_Written instruction_
Which lines have the string "两个确立"? Copy all of them from the entries below.

--- start ---

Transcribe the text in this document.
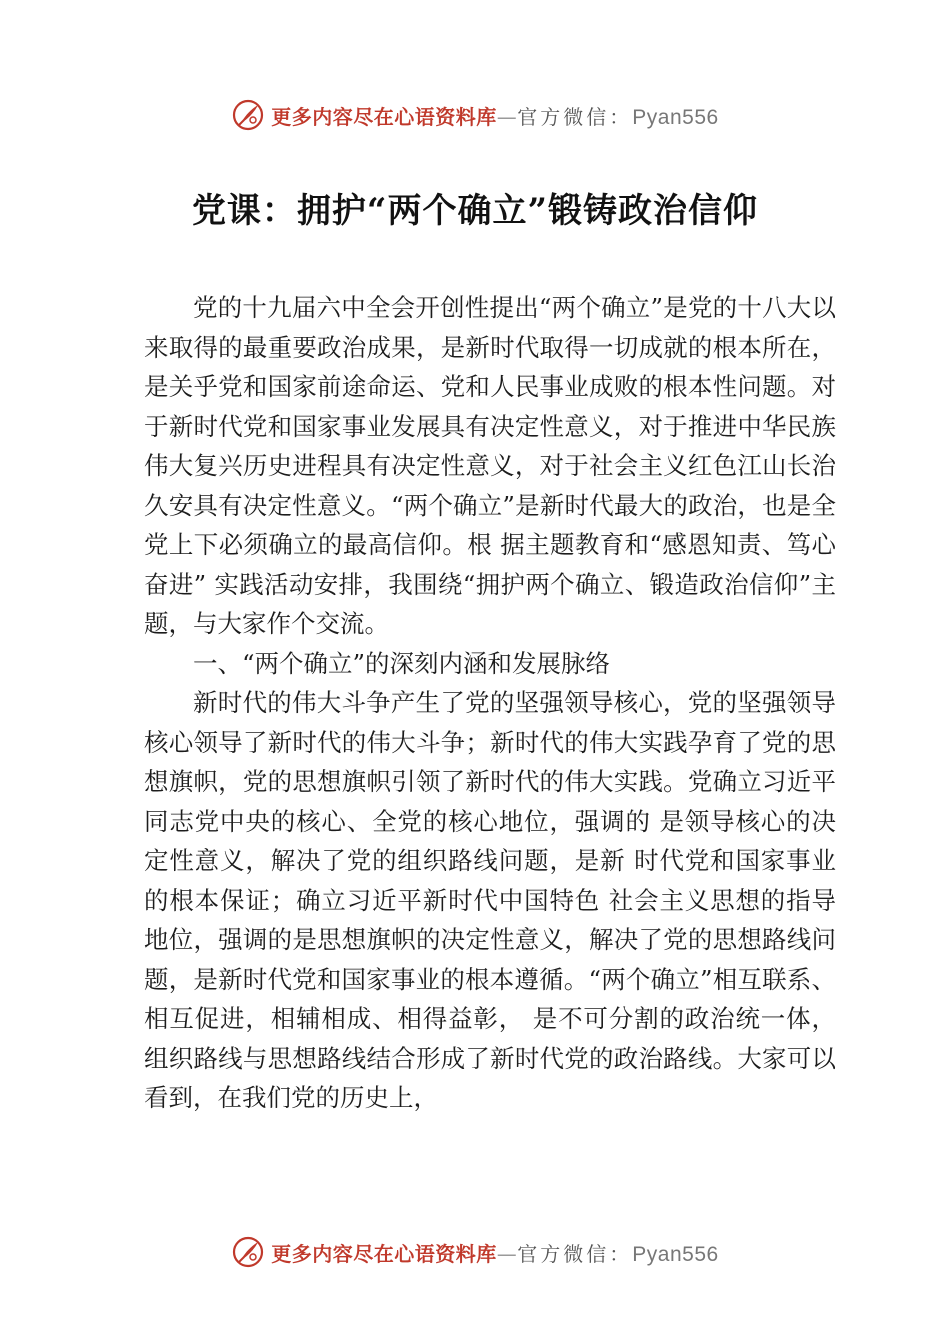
更多内容尽在心语资料库 — 官方微信： Pyan556
党课：拥护“两个确立”锻铸政治信仰

党的十九届六中全会开创性提出“两个确立”是党的十八大以来取得的最重要政治成果，是新时代取得一切成就的根本所在，是关乎党和国家前途命运、党和人民事业成败的根本性问题。对于新时代党和国家事业发展具有决定性意义，对于推进中华民族伟大复兴历史进程具有决定性意义，对于社会主义红色江山长治久安具有决定性意义。“两个确立”是新时代最大的政治，也是全党上下必须确立的最高信仰。根 据主题教育和“感恩知责、笃心奋进” 实践活动安排，我围绕“拥护两个确立、锻造政治信仰”主题，与大家作个交流。

一、“两个确立”的深刻内涵和发展脉络

新时代的伟大斗争产生了党的坚强领导核心，党的坚强领导核心领导了新时代的伟大斗争；新时代的伟大实践孕育了党的思想旗帜，党的思想旗帜引领了新时代的伟大实践。党确立习近平同志党中央的核心、全党的核心地位，强调的 是领导核心的决定性意义，解决了党的组织路线问题，是新 时代党和国家事业的根本保证；确立习近平新时代中国特色 社会主义思想的指导地位，强调的是思想旗帜的决定性意义，解决了党的思想路线问题，是新时代党和国家事业的根本遵循。“两个确立”相互联系、相互促进，相辅相成、相得益彰， 是不可分割的政治统一体，组织路线与思想路线结合形成了新时代党的政治路线。大家可以看到，在我们党的历史上，

更多内容尽在心语资料库 — 官方微信： Pyan556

--- end ---

_Expected answer_
党课：拥护“两个确立”锻铸政治信仰
党的十九届六中全会开创性提出“两个确立”是党的十八大以来取得的最重要政治成果，是新时代取得一切成就的根本所在，是关乎党和国家前途命运、党和人民事业成败的根本性问题。对于新时代党和国家事业发展具有决定性意义，对于推进中华民族伟大复兴历史进程具有决定性意义，对于社会主义红色江山长治久安具有决定性意义。“两个确立”是新时代最大的政治，也是全党上下必须确立的最高信仰。根 据主题教育和“感恩知责、笃心奋进” 实践活动安排，我围绕“拥护两个确立、锻造政治信仰”主题，与大家作个交流。
一、“两个确立”的深刻内涵和发展脉络
新时代的伟大斗争产生了党的坚强领导核心，党的坚强领导核心领导了新时代的伟大斗争；新时代的伟大实践孕育了党的思想旗帜，党的思想旗帜引领了新时代的伟大实践。党确立习近平同志党中央的核心、全党的核心地位，强调的 是领导核心的决定性意义，解决了党的组织路线问题，是新 时代党和国家事业的根本保证；确立习近平新时代中国特色 社会主义思想的指导地位，强调的是思想旗帜的决定性意义，解决了党的思想路线问题，是新时代党和国家事业的根本遵循。“两个确立”相互联系、相互促进，相辅相成、相得益彰， 是不可分割的政治统一体，组织路线与思想路线结合形成了新时代党的政治路线。大家可以看到，在我们党的历史上，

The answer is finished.